> **COMPITI DA SVOLGERE**:
a. Rispondi a queste domande sull'estratto dedicato a Raúl Zibechi.
(i) In quale anno è nato Zibechi?
(ii) In quale città è andato in esilio per prima durante la dittatura uruguayana?
(iii) Quale risultato inatteso ha ottenuto il Fronte Ampio alle elezioni in Uruguay?
b. Cita parola per parola le righe dell'elenco dati, dalla prima fino a quella che contiene "option-row [14,263,640,291]", entrambe comprese.

> **ESTRATTO**:
Raúl Zibechi: “Il ciclo progressista in Sudamerica è terminato”


Il giornalista e scrittore uruguayano, Raúl Zibechi, ha conversato con L’Ombelico del Mondo, programma internazionale di Radionauta FM 106.3 e ha analizzato le recenti elezioni in Brasile ed Uruguay. Il suo punto di vista riguardo al futuro della regione.

Zibechi è nato in Uruguay nel 1952 ed è stato militante del Fronte Studentesco Rivoluzionario (FER), gruppo studentesco legato la Movimento di Liberazione Nazionale Tupamaros. Durante la dittatura uruguayana iniziata nel 1973 è andato in esilio dapprima a Buenos Aires e successivamente, quando avvenne il golpe in Argentina, si è trasferito in Spagna.

Lì ha continuato la sua militanza politica e al ritorno in Uruguay negli anni 80 ha portato avanti un ampio lavoro come giornalista e ricercatore con un forte risalto sui nuovi movimenti sociali. Il programma di notizie internazionali, L’Ombelico del Mondo lo ha intervistato per conoscere le sue impressioni e analisi dell’attuale situazione in America Latina dopo le elezioni in Brasile ed Uruguay.

– Lei era a Montevideo il 26 ottobre quando sono avvenute le elezioni presidenziali in Uruguay; come ha vissuto la giornata nella quale Tabaré Vázquez si è imposto sul principale avversario Luis Lacalle Pou, anche se senza i voti sufficienti per vincere al primo turno?

– Il risultato è stato più o meno quello atteso, solo che il Fronte Ampio, oltre ad essere la forza maggioritaria, ha ottenuto la maggioranza assoluta nel Parlamento, cosa che non ci si aspettava.

> **ELENCO DATI**:
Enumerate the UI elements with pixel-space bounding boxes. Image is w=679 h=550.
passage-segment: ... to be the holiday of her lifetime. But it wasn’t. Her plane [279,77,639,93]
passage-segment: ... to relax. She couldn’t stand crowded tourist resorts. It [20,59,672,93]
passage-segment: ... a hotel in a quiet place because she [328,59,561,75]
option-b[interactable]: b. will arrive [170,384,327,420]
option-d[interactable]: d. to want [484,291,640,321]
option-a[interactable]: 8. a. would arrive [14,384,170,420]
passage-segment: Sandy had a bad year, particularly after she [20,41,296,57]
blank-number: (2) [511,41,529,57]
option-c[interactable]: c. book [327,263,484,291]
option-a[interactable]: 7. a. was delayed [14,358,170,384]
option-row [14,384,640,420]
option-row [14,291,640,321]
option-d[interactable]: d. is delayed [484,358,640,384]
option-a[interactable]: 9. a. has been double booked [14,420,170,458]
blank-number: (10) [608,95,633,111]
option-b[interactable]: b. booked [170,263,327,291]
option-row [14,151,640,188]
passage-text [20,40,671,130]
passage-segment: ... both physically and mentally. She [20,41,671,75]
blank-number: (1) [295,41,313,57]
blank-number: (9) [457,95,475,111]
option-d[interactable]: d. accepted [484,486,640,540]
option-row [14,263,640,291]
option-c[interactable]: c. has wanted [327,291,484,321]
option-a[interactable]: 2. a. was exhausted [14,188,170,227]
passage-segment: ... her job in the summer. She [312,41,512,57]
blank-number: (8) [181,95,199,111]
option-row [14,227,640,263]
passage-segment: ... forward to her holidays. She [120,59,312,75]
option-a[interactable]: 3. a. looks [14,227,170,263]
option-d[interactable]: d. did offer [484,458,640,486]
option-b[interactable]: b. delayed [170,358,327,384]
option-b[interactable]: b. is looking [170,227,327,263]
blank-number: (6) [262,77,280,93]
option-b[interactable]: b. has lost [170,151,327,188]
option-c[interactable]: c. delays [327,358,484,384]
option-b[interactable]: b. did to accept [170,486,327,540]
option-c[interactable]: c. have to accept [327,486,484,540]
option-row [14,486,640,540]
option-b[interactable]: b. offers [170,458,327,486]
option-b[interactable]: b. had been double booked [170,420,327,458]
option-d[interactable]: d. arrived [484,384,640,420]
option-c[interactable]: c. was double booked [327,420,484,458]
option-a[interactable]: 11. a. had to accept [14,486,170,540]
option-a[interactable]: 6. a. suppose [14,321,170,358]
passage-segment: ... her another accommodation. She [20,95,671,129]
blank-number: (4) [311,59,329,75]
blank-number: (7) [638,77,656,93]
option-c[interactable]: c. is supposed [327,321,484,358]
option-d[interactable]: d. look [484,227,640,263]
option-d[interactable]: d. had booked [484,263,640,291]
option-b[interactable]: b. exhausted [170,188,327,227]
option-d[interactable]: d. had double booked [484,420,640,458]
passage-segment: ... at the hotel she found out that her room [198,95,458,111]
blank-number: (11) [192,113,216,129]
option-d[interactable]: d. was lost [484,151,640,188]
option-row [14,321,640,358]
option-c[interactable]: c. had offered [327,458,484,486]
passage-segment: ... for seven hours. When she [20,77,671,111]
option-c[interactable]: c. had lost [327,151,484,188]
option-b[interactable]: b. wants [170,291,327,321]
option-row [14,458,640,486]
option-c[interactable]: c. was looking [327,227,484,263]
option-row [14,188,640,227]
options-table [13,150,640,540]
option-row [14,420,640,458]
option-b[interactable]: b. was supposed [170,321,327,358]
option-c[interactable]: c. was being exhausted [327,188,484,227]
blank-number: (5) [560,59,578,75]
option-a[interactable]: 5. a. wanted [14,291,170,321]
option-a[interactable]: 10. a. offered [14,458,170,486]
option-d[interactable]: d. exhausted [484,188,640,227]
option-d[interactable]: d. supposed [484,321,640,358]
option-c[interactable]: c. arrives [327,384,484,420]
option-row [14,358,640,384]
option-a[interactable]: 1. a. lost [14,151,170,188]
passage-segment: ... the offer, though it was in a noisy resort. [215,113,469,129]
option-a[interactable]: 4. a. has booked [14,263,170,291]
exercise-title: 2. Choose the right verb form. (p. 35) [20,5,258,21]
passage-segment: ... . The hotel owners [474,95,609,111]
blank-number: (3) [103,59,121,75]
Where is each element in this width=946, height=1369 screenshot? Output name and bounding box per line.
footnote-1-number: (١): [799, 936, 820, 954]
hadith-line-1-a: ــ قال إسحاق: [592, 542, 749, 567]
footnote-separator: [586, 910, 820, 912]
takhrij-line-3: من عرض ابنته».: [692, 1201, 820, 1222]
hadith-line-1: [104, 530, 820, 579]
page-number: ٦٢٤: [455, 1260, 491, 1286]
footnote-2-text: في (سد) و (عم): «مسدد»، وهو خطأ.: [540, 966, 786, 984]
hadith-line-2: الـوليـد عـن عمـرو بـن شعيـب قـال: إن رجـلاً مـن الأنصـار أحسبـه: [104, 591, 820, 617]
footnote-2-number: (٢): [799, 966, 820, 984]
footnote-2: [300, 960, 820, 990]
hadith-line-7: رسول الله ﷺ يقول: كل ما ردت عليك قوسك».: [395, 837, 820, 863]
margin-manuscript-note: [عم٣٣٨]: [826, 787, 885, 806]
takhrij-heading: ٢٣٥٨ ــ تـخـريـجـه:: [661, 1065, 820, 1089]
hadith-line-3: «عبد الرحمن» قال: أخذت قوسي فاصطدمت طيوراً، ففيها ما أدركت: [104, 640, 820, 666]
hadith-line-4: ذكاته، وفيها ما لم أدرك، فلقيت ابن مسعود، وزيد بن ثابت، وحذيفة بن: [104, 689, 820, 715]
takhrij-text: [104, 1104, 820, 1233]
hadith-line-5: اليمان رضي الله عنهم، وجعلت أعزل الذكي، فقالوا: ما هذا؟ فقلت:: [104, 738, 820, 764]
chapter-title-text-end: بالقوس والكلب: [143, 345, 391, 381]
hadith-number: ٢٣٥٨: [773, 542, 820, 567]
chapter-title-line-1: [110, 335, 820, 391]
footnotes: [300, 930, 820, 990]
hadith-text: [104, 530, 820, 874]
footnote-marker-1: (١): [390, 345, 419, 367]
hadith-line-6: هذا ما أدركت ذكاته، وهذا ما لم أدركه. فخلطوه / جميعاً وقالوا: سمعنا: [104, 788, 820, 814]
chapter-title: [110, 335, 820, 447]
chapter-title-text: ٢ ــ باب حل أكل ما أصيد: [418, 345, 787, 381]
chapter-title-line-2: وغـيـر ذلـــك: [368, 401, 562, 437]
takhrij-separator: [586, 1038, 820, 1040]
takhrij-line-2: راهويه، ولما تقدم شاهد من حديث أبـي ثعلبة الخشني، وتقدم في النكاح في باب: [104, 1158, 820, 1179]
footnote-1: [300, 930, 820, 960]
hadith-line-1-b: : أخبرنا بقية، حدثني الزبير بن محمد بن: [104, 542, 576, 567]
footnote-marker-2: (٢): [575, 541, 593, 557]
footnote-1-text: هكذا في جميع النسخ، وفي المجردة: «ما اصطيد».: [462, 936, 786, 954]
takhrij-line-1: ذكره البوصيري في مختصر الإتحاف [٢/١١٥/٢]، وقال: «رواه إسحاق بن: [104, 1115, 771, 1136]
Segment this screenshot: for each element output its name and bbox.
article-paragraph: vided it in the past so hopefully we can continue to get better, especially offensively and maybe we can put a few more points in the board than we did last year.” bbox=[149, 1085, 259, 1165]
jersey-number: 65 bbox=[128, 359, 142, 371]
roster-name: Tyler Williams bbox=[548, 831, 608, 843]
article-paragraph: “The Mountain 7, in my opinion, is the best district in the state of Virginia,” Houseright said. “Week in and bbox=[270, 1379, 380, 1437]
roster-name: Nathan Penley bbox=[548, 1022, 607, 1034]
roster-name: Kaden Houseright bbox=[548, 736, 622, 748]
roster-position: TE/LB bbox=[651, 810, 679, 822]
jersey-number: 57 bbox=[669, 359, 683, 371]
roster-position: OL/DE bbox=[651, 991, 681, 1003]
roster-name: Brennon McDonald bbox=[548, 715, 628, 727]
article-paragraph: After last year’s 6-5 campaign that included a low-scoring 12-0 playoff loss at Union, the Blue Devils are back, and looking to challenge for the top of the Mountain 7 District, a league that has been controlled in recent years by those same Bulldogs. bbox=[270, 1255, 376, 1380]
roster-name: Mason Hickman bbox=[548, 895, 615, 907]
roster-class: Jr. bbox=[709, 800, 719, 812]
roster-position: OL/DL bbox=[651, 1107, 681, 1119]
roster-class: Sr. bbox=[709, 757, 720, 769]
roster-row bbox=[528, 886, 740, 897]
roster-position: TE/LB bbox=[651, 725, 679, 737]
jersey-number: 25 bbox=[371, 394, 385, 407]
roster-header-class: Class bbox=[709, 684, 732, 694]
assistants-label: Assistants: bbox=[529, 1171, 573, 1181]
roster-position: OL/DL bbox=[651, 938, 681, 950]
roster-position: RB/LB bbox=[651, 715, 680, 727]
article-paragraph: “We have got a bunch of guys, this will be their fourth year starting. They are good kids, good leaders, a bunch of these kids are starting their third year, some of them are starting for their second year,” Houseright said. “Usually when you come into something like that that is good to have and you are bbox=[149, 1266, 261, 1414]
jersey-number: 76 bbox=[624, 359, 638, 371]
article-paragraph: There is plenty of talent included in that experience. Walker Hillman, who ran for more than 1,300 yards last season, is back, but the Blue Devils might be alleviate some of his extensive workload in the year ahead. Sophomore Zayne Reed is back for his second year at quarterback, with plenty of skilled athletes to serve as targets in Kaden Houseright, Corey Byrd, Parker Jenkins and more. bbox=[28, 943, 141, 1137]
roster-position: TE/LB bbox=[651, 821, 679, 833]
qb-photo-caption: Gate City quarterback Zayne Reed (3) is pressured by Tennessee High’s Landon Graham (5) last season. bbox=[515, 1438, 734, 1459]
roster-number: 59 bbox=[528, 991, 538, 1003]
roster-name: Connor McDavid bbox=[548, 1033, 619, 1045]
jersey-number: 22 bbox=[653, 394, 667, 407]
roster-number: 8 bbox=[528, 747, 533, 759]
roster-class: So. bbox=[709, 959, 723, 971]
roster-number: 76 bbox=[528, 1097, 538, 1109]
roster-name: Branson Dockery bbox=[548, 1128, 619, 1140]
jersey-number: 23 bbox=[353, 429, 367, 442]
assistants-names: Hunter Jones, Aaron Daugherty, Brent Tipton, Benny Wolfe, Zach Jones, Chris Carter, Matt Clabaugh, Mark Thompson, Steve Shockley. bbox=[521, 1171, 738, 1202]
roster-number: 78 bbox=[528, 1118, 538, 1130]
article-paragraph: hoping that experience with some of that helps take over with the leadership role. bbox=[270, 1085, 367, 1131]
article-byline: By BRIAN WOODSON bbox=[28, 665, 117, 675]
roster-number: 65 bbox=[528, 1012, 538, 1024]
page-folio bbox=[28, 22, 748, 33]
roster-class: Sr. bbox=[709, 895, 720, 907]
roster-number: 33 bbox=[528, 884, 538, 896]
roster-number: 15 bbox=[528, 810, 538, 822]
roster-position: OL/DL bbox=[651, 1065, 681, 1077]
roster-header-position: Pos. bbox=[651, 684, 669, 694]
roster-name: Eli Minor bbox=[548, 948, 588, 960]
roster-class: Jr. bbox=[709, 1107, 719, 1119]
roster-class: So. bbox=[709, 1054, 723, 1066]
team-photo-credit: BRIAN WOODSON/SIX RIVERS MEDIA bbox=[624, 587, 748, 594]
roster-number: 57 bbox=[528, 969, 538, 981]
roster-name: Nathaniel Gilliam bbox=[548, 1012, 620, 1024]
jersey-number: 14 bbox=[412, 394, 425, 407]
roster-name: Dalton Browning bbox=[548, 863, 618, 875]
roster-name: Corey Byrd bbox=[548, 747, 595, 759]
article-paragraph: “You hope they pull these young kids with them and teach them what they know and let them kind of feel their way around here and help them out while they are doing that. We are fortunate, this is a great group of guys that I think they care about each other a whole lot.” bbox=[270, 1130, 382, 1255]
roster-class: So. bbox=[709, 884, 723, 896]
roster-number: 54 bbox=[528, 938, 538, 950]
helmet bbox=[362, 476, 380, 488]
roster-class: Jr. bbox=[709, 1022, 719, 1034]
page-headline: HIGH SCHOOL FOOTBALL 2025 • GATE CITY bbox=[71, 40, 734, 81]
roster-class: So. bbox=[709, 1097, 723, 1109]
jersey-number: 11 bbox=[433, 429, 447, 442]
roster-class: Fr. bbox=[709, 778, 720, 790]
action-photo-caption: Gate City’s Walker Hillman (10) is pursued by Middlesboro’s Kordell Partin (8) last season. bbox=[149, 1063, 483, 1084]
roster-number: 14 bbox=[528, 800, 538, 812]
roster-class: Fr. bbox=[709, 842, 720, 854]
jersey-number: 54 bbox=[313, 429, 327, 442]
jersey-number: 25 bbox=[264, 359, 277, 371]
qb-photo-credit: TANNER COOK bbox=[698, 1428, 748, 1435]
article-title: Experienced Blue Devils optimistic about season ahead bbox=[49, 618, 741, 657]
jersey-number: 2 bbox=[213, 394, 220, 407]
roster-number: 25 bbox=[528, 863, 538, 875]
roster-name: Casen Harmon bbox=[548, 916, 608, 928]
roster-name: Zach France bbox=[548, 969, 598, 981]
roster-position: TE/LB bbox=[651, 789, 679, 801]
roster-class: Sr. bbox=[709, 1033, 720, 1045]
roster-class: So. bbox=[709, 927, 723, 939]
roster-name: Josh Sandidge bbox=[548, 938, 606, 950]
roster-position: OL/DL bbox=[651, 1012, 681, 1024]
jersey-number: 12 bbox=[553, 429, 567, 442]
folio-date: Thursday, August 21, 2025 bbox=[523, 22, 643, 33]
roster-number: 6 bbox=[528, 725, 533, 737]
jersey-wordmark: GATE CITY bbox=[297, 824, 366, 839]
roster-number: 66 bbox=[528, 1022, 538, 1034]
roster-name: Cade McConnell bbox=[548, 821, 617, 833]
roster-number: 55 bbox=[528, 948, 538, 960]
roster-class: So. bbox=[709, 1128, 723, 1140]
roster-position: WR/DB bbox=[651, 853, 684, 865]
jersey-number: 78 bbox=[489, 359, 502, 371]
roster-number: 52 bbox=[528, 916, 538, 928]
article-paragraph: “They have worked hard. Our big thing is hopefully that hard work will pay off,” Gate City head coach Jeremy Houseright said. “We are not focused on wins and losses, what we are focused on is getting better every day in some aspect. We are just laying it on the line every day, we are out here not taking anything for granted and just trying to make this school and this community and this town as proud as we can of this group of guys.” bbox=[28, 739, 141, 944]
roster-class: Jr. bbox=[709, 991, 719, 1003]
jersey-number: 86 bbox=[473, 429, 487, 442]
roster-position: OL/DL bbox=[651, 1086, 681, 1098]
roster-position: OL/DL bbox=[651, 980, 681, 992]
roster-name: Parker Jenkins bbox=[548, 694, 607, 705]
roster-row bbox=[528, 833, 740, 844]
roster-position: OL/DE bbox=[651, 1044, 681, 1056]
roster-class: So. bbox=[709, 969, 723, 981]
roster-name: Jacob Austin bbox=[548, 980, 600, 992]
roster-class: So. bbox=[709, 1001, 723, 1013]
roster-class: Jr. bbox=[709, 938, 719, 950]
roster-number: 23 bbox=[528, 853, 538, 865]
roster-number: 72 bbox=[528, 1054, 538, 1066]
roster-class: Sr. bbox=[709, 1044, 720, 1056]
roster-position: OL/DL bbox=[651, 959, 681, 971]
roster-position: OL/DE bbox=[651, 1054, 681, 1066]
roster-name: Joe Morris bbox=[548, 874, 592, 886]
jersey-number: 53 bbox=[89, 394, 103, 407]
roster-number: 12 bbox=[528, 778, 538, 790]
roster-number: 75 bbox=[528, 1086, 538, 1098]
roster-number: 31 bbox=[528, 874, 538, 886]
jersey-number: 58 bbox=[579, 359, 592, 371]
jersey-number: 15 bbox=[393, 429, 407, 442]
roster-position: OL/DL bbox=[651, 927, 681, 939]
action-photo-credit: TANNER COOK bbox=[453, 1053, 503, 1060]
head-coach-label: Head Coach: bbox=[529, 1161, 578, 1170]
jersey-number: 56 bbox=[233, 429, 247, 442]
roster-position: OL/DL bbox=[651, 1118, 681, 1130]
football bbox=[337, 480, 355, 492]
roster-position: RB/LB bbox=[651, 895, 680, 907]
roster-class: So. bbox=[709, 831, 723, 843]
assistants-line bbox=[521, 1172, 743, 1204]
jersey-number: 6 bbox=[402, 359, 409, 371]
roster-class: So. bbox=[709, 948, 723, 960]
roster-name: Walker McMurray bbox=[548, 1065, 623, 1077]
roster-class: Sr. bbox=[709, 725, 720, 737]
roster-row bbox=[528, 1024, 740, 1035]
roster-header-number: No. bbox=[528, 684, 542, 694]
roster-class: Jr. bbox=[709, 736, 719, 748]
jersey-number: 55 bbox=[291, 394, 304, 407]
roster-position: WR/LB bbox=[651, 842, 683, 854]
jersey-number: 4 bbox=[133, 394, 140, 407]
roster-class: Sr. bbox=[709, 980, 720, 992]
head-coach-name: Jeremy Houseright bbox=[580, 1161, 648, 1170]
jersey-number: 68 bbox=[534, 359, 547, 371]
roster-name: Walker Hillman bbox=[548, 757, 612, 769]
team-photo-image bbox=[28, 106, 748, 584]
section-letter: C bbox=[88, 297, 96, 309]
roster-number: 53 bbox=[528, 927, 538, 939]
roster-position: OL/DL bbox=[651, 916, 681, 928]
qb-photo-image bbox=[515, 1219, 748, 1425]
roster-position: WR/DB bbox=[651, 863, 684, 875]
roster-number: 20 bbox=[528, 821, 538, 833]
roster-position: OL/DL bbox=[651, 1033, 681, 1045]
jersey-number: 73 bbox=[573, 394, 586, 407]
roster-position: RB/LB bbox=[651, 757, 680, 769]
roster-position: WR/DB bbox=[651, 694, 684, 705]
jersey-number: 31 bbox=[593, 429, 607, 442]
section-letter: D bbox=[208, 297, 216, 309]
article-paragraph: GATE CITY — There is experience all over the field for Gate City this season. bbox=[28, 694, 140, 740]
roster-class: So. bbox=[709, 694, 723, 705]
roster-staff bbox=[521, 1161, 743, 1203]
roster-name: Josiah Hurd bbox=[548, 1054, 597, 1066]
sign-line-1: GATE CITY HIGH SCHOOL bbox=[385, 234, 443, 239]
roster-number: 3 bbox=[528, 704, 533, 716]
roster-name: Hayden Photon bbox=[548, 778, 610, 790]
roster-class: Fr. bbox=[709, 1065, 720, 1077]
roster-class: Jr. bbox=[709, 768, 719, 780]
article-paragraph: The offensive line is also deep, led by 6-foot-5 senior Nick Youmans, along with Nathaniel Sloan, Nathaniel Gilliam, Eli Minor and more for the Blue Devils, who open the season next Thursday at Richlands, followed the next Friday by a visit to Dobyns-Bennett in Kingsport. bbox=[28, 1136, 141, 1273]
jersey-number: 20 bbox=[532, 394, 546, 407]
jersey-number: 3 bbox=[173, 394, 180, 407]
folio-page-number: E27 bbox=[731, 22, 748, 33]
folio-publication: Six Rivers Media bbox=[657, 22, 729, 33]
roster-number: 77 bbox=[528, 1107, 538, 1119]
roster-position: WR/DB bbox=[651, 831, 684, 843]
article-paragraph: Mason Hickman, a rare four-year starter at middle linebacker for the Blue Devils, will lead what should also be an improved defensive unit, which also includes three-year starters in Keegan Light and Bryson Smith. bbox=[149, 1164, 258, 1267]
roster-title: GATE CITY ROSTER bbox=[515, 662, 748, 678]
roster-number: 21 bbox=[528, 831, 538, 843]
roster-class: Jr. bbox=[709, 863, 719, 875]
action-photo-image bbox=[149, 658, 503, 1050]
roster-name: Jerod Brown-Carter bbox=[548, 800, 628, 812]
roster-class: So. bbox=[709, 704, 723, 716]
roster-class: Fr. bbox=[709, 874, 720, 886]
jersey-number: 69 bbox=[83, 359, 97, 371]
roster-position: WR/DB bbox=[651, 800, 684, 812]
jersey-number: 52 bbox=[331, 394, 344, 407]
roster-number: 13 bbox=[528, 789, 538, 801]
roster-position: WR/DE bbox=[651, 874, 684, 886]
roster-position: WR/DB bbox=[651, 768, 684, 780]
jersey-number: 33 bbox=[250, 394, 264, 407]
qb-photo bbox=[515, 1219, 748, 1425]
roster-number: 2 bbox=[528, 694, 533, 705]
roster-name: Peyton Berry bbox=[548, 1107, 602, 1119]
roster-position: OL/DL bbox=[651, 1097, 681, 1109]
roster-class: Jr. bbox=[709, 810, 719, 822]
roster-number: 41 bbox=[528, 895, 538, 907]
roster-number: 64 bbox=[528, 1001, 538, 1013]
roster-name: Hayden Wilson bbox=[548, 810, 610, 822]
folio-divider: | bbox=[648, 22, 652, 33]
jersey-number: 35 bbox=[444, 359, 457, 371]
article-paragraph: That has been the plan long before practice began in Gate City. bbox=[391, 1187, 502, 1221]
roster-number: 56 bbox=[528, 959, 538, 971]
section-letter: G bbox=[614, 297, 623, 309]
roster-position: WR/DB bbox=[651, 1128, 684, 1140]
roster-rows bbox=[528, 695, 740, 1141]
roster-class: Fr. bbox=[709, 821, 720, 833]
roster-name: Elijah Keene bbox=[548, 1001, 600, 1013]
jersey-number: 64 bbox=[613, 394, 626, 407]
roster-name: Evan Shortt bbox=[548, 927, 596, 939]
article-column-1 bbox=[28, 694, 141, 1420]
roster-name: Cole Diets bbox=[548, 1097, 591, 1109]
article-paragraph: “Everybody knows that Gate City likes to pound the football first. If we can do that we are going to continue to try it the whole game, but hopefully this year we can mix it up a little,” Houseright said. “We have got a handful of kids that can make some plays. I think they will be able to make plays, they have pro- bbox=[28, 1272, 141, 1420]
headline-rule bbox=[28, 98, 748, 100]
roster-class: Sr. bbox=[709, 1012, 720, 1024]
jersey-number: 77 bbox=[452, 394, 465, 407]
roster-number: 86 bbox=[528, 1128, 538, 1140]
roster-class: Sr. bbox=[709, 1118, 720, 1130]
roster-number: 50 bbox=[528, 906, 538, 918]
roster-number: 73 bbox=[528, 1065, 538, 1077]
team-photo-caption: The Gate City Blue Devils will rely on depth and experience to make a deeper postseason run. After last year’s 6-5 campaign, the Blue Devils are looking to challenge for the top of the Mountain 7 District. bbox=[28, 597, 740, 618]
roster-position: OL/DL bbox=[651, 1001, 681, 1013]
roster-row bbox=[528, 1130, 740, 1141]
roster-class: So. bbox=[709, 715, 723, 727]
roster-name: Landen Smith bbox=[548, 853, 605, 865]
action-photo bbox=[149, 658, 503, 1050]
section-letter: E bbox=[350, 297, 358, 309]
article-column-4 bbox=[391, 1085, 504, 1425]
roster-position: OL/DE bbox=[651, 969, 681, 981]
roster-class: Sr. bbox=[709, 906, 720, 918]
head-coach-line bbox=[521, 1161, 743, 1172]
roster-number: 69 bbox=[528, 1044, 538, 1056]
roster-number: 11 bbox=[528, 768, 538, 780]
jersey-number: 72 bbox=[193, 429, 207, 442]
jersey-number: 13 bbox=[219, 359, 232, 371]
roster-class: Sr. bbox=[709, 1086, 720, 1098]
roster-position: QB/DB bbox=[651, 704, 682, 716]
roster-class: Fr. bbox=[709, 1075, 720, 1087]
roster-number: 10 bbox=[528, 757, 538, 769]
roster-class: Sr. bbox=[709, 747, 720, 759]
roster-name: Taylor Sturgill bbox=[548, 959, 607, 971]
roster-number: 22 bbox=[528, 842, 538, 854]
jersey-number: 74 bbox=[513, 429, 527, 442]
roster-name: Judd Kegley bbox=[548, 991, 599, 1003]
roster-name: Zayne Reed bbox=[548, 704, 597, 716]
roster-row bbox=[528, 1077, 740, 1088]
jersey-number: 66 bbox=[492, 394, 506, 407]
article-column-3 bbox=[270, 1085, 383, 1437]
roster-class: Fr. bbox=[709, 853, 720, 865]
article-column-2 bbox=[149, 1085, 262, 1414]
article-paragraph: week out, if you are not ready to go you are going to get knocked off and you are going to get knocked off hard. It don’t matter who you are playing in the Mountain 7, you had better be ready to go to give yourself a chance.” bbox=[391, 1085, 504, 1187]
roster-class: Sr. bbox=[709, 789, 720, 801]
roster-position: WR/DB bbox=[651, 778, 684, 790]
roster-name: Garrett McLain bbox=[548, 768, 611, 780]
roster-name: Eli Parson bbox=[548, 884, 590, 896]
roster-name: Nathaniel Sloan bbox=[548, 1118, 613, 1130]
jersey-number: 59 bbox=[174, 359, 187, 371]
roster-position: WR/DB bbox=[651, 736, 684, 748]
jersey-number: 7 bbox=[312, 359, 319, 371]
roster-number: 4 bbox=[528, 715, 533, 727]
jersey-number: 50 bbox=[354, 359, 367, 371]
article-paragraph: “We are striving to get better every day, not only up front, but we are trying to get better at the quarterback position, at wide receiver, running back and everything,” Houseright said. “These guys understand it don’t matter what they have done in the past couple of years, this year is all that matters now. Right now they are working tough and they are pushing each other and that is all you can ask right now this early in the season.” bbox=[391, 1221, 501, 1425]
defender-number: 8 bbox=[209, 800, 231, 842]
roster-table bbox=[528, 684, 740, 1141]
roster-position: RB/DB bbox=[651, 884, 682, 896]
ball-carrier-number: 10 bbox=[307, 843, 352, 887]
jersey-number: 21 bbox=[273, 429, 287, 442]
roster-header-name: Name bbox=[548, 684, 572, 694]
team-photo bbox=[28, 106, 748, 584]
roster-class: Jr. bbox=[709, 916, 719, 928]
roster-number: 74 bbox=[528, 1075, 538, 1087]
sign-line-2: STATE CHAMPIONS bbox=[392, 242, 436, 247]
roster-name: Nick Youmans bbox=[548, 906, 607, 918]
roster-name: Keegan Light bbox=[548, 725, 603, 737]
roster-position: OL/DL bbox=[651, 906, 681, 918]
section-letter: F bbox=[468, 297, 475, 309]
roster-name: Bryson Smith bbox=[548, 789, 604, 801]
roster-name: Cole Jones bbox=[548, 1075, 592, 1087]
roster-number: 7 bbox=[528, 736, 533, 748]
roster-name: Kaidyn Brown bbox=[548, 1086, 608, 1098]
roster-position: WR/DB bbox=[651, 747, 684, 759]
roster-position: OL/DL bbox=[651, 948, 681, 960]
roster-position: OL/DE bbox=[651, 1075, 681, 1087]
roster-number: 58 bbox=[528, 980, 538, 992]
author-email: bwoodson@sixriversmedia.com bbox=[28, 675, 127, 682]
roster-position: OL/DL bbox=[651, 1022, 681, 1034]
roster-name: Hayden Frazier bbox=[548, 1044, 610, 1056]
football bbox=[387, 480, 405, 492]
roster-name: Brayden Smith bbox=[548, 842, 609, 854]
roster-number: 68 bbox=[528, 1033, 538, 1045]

> **SOLUZIONI**:
a.
(i) Nel 1952.
(ii) A Buenos Aires.
(iii) La maggioranza assoluta nel Parlamento.

b.
Enumerate the UI elements with pixel-space bounding boxes. Image is w=679 h=550.
passage-segment: ... to be the holiday of her lifetime. But it wasn’t. Her plane [279,77,639,93]
passage-segment: ... to relax. She couldn’t stand crowded tourist resorts. It [20,59,672,93]
passage-segment: ... a hotel in a quiet place because she [328,59,561,75]
option-b[interactable]: b. will arrive [170,384,327,420]
option-d[interactable]: d. to want [484,291,640,321]
option-a[interactable]: 8. a. would arrive [14,384,170,420]
passage-segment: Sandy had a bad year, particularly after she [20,41,296,57]
blank-number: (2) [511,41,529,57]
option-c[interactable]: c. book [327,263,484,291]
option-a[interactable]: 7. a. was delayed [14,358,170,384]
option-row [14,384,640,420]
option-row [14,291,640,321]
option-d[interactable]: d. is delayed [484,358,640,384]
option-a[interactable]: 9. a. has been double booked [14,420,170,458]
blank-number: (10) [608,95,633,111]
option-b[interactable]: b. booked [170,263,327,291]
option-row [14,151,640,188]
passage-text [20,40,671,130]
passage-segment: ... both physically and mentally. She [20,41,671,75]
blank-number: (1) [295,41,313,57]
blank-number: (9) [457,95,475,111]
option-d[interactable]: d. accepted [484,486,640,540]
option-row [14,263,640,291]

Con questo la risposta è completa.